> **SHORT TASK**: Extract each line of the records below that contains the word "What".

> **LISTED RECORDS**:

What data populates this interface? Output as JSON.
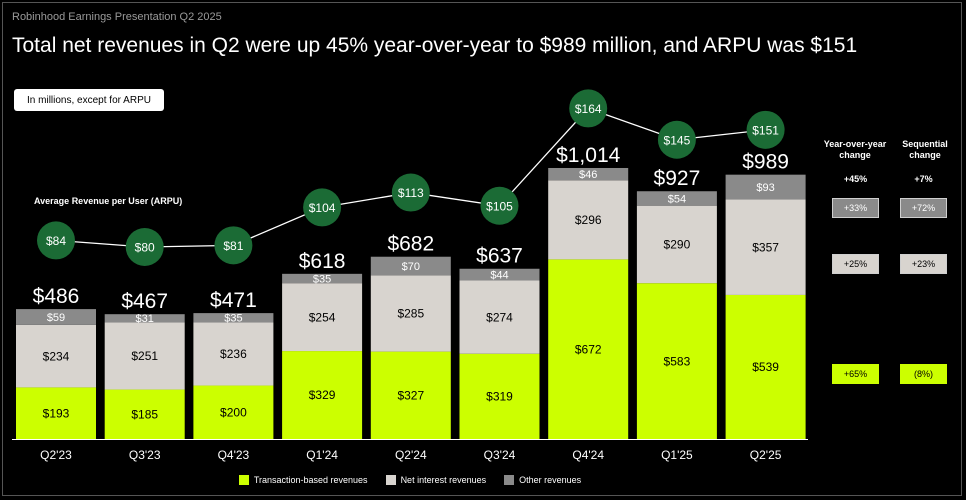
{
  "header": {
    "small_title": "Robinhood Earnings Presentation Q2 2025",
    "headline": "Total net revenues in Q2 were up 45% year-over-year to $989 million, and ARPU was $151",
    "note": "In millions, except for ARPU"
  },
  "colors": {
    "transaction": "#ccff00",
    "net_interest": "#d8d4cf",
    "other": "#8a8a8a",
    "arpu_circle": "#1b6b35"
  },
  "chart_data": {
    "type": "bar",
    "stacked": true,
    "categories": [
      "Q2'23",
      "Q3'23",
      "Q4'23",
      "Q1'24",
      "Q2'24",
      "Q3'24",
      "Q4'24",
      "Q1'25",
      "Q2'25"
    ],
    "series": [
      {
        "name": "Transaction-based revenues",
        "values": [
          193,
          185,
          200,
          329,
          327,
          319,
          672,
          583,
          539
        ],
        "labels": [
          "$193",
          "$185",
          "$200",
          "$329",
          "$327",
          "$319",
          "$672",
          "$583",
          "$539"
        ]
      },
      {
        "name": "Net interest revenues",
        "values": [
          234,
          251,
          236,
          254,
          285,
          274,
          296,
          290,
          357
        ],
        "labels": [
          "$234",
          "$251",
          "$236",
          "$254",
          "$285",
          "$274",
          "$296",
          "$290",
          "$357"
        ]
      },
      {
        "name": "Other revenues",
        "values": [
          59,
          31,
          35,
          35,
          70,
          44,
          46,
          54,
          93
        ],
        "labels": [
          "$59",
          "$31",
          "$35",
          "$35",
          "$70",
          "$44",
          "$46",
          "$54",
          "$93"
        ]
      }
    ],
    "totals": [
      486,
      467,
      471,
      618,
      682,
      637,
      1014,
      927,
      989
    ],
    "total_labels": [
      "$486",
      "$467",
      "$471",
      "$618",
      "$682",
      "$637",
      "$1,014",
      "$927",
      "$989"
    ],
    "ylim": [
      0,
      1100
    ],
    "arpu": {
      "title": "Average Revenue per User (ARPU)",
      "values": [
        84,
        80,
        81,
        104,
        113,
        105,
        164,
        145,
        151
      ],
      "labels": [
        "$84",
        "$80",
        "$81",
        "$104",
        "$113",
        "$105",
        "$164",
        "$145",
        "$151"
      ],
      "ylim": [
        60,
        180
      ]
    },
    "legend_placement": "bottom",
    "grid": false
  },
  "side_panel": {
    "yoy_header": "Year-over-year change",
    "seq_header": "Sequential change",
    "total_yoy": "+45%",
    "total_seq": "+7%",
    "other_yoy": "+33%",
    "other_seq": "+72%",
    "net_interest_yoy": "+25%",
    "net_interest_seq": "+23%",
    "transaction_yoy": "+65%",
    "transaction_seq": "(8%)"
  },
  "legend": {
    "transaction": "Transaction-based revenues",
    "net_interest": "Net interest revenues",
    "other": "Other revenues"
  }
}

* * *

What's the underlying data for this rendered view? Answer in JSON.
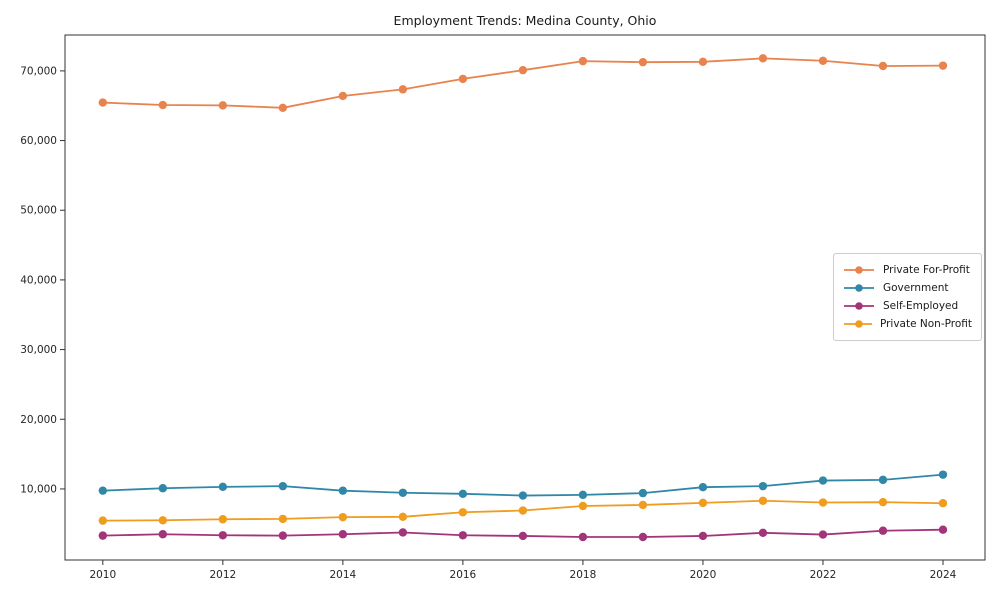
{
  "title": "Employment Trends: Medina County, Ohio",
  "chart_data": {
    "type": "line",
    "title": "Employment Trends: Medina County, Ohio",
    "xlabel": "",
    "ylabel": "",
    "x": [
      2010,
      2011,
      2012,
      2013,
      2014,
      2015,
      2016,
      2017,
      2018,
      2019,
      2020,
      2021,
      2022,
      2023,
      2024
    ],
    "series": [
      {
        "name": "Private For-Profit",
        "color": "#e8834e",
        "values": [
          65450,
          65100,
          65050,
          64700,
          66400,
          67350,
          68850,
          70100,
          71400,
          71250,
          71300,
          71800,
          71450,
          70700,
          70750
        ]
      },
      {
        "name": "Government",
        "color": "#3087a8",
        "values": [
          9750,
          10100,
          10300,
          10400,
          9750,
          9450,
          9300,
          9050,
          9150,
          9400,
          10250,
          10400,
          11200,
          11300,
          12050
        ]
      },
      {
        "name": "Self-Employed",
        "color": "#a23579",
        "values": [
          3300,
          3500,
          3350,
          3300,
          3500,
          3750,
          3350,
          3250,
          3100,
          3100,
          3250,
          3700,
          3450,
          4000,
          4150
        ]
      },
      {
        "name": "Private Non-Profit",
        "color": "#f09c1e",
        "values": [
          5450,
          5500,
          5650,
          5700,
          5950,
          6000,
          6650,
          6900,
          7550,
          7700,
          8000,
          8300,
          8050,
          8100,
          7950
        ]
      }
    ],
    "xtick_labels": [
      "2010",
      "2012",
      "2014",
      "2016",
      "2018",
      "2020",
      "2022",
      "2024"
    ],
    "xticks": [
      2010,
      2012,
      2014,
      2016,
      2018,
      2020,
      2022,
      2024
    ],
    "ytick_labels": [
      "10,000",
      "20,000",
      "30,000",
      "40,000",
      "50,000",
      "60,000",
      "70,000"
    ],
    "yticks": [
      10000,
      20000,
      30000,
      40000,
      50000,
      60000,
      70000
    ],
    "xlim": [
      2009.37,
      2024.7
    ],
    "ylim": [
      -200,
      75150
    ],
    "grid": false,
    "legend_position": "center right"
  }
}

> **OUTPUT FOR THIS EXERCISE**:
What data populates this interface? Output as JSON.
What's the underlying data for this rendered view? Answer in JSON.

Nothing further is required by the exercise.